* Request *
Copy the data precisely, character for character, and leave out every picture.
━━━━━━━━━━━━━━━━
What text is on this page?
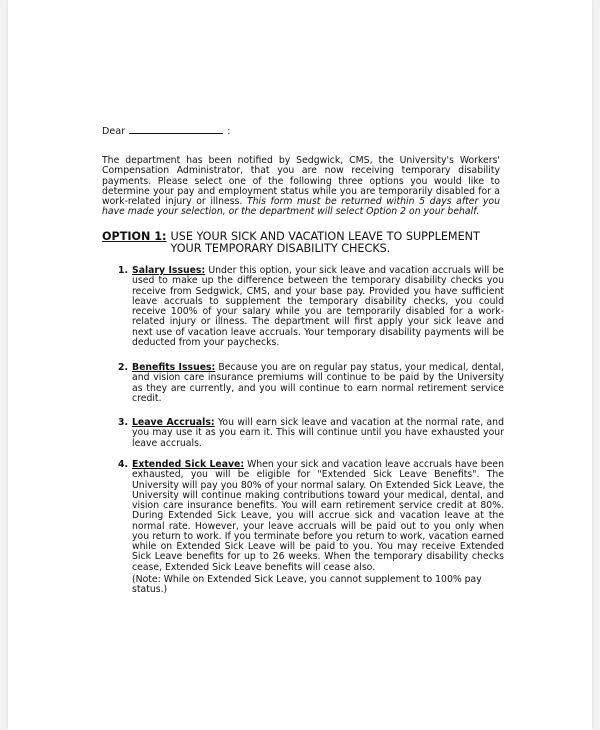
Dear	:
The department has been notified by Sedgwick, CMS, the University's Workers' Compensation Administrator, that you are now receiving temporary disability payments. Please select one of the following three options you would like to determine your pay and employment status while you are temporarily disabled for a work-related injury or illness. This form must be returned within 5 days after you have made your selection, or the department will select Option 2 on your behalf.
OPTION 1: USE YOUR SICK AND VACATION LEAVE TO SUPPLEMENT YOUR TEMPORARY DISABILITY CHECKS.
1. Salary Issues: Under this option, your sick leave and vacation accruals will be used to make up the difference between the temporary disability checks you receive from Sedgwick, CMS, and your base pay. Provided you have sufficient leave accruals to supplement the temporary disability checks, you could receive 100% of your salary while you are temporarily disabled for a work-related injury or illness. The department will first apply your sick leave and next use of vacation leave accruals. Your temporary disability payments will be deducted from your paychecks.
2. Benefits Issues: Because you are on regular pay status, your medical, dental, and vision care insurance premiums will continue to be paid by the University as they are currently, and you will continue to earn normal retirement service credit.
3. Leave Accruals: You will earn sick leave and vacation at the normal rate, and you may use it as you earn it. This will continue until you have exhausted your leave accruals.
4. Extended Sick Leave: When your sick and vacation leave accruals have been exhausted, you will be eligible for "Extended Sick Leave Benefits". The University will pay you 80% of your normal salary. On Extended Sick Leave, the University will continue making contributions toward your medical, dental, and vision care insurance benefits. You will earn retirement service credit at 80%. During Extended Sick Leave, you will accrue sick and vacation leave at the normal rate. However, your leave accruals will be paid out to you only when you return to work. If you terminate before you return to work, vacation earned while on Extended Sick Leave will be paid to you. You may receive Extended Sick Leave benefits for up to 26 weeks. When the temporary disability checks cease, Extended Sick Leave benefits will cease also.
(Note: While on Extended Sick Leave, you cannot supplement to 100% pay status.)
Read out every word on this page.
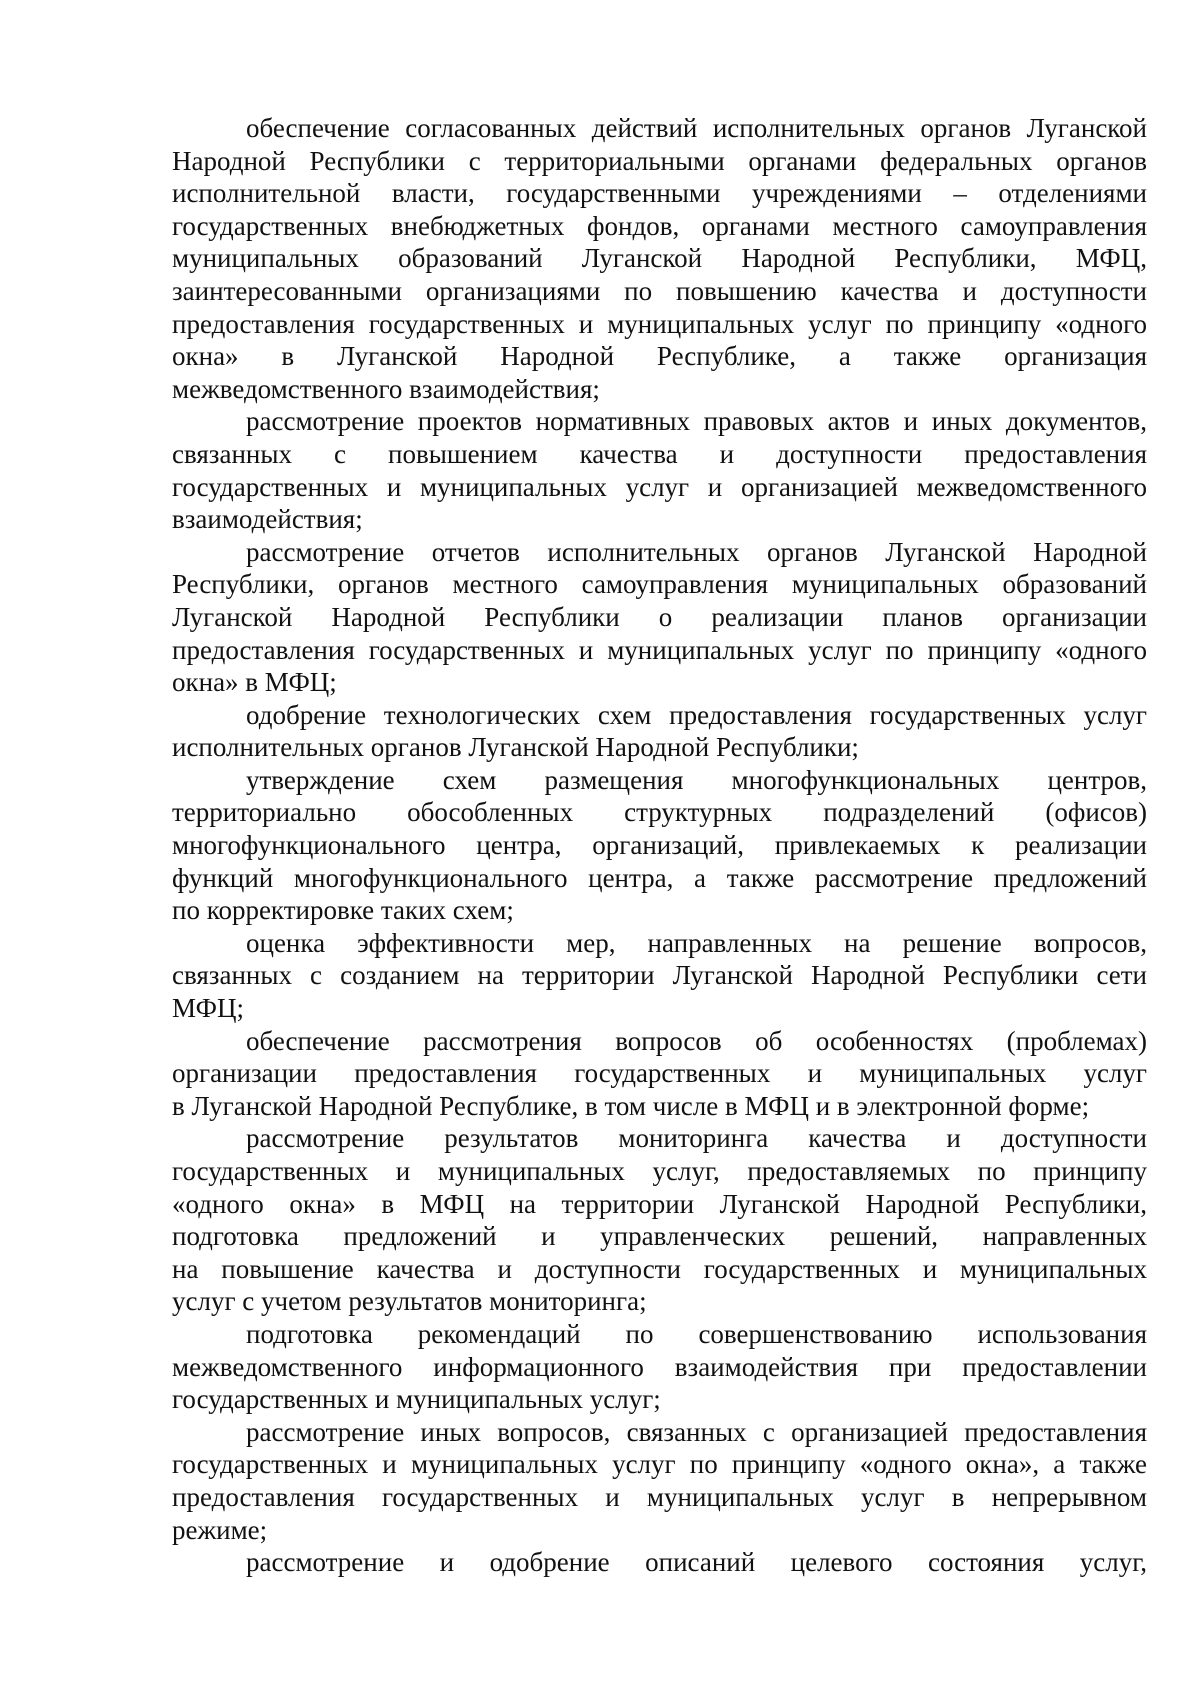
обеспечение согласованных действий исполнительных органов Луганской
Народной Республики с территориальными органами федеральных органов
исполнительной власти, государственными учреждениями – отделениями
государственных внебюджетных фондов, органами местного самоуправления
муниципальных образований Луганской Народной Республики, МФЦ,
заинтересованными организациями по повышению качества и доступности
предоставления государственных и муниципальных услуг по принципу «одного
окна» в Луганской Народной Республике, а также организация
межведомственного взаимодействия;
рассмотрение проектов нормативных правовых актов и иных документов,
связанных с повышением качества и доступности предоставления
государственных и муниципальных услуг и организацией межведомственного
взаимодействия;
рассмотрение отчетов исполнительных органов Луганской Народной
Республики, органов местного самоуправления муниципальных образований
Луганской Народной Республики о реализации планов организации
предоставления государственных и муниципальных услуг по принципу «одного
окна» в МФЦ;
одобрение технологических схем предоставления государственных услуг
исполнительных органов Луганской Народной Республики;
утверждение схем размещения многофункциональных центров,
территориально обособленных структурных подразделений (офисов)
многофункционального центра, организаций, привлекаемых к реализации
функций многофункционального центра, а также рассмотрение предложений
по корректировке таких схем;
оценка эффективности мер, направленных на решение вопросов,
связанных с созданием на территории Луганской Народной Республики сети
МФЦ;
обеспечение рассмотрения вопросов об особенностях (проблемах)
организации предоставления государственных и муниципальных услуг
в Луганской Народной Республике, в том числе в МФЦ и в электронной форме;
рассмотрение результатов мониторинга качества и доступности
государственных и муниципальных услуг, предоставляемых по принципу
«одного окна» в МФЦ на территории Луганской Народной Республики,
подготовка предложений и управленческих решений, направленных
на повышение качества и доступности государственных и муниципальных
услуг с учетом результатов мониторинга;
подготовка рекомендаций по совершенствованию использования
межведомственного информационного взаимодействия при предоставлении
государственных и муниципальных услуг;
рассмотрение иных вопросов, связанных с организацией предоставления
государственных и муниципальных услуг по принципу «одного окна», а также
предоставления государственных и муниципальных услуг в непрерывном
режиме;
рассмотрение и одобрение описаний целевого состояния услуг,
━━━━━━━━━━━━━━━━
* Task result *
What text is on this page?
Dear	:
The department has been notified by Sedgwick, CMS, the University's Workers' Compensation Administrator, that you are now receiving temporary disability payments. Please select one of the following three options you would like to determine your pay and employment status while you are temporarily disabled for a work-related injury or illness. This form must be returned within 5 days after you have made your selection, or the department will select Option 2 on your behalf.
OPTION 1: USE YOUR SICK AND VACATION LEAVE TO SUPPLEMENT YOUR TEMPORARY DISABILITY CHECKS.
1. Salary Issues: Under this option, your sick leave and vacation accruals will be used to make up the difference between the temporary disability checks you receive from Sedgwick, CMS, and your base pay. Provided you have sufficient leave accruals to supplement the temporary disability checks, you could receive 100% of your salary while you are temporarily disabled for a work-related injury or illness. The department will first apply your sick leave and next use of vacation leave accruals. Your temporary disability payments will be deducted from your paychecks.
2. Benefits Issues: Because you are on regular pay status, your medical, dental, and vision care insurance premiums will continue to be paid by the University as they are currently, and you will continue to earn normal retirement service credit.
3. Leave Accruals: You will earn sick leave and vacation at the normal rate, and you may use it as you earn it. This will continue until you have exhausted your leave accruals.
4. Extended Sick Leave: When your sick and vacation leave accruals have been exhausted, you will be eligible for "Extended Sick Leave Benefits". The University will pay you 80% of your normal salary. On Extended Sick Leave, the University will continue making contributions toward your medical, dental, and vision care insurance benefits. You will earn retirement service credit at 80%. During Extended Sick Leave, you will accrue sick and vacation leave at the normal rate. However, your leave accruals will be paid out to you only when you return to work. If you terminate before you return to work, vacation earned while on Extended Sick Leave will be paid to you. You may receive Extended Sick Leave benefits for up to 26 weeks. When the temporary disability checks cease, Extended Sick Leave benefits will cease also.
(Note: While on Extended Sick Leave, you cannot supplement to 100% pay status.)
Read out every word on this page.
обеспечение согласованных действий исполнительных органов Луганской
Народной Республики с территориальными органами федеральных органов
исполнительной власти, государственными учреждениями – отделениями
государственных внебюджетных фондов, органами местного самоуправления
муниципальных образований Луганской Народной Республики, МФЦ,
заинтересованными организациями по повышению качества и доступности
предоставления государственных и муниципальных услуг по принципу «одного
окна» в Луганской Народной Республике, а также организация
межведомственного взаимодействия;
рассмотрение проектов нормативных правовых актов и иных документов,
связанных с повышением качества и доступности предоставления
государственных и муниципальных услуг и организацией межведомственного
взаимодействия;
рассмотрение отчетов исполнительных органов Луганской Народной
Республики, органов местного самоуправления муниципальных образований
Луганской Народной Республики о реализации планов организации
предоставления государственных и муниципальных услуг по принципу «одного
окна» в МФЦ;
одобрение технологических схем предоставления государственных услуг
исполнительных органов Луганской Народной Республики;
утверждение схем размещения многофункциональных центров,
территориально обособленных структурных подразделений (офисов)
многофункционального центра, организаций, привлекаемых к реализации
функций многофункционального центра, а также рассмотрение предложений
по корректировке таких схем;
оценка эффективности мер, направленных на решение вопросов,
связанных с созданием на территории Луганской Народной Республики сети
МФЦ;
обеспечение рассмотрения вопросов об особенностях (проблемах)
организации предоставления государственных и муниципальных услуг
в Луганской Народной Республике, в том числе в МФЦ и в электронной форме;
рассмотрение результатов мониторинга качества и доступности
государственных и муниципальных услуг, предоставляемых по принципу
«одного окна» в МФЦ на территории Луганской Народной Республики,
подготовка предложений и управленческих решений, направленных
на повышение качества и доступности государственных и муниципальных
услуг с учетом результатов мониторинга;
подготовка рекомендаций по совершенствованию использования
межведомственного информационного взаимодействия при предоставлении
государственных и муниципальных услуг;
рассмотрение иных вопросов, связанных с организацией предоставления
государственных и муниципальных услуг по принципу «одного окна», а также
предоставления государственных и муниципальных услуг в непрерывном
режиме;
рассмотрение и одобрение описаний целевого состояния услуг,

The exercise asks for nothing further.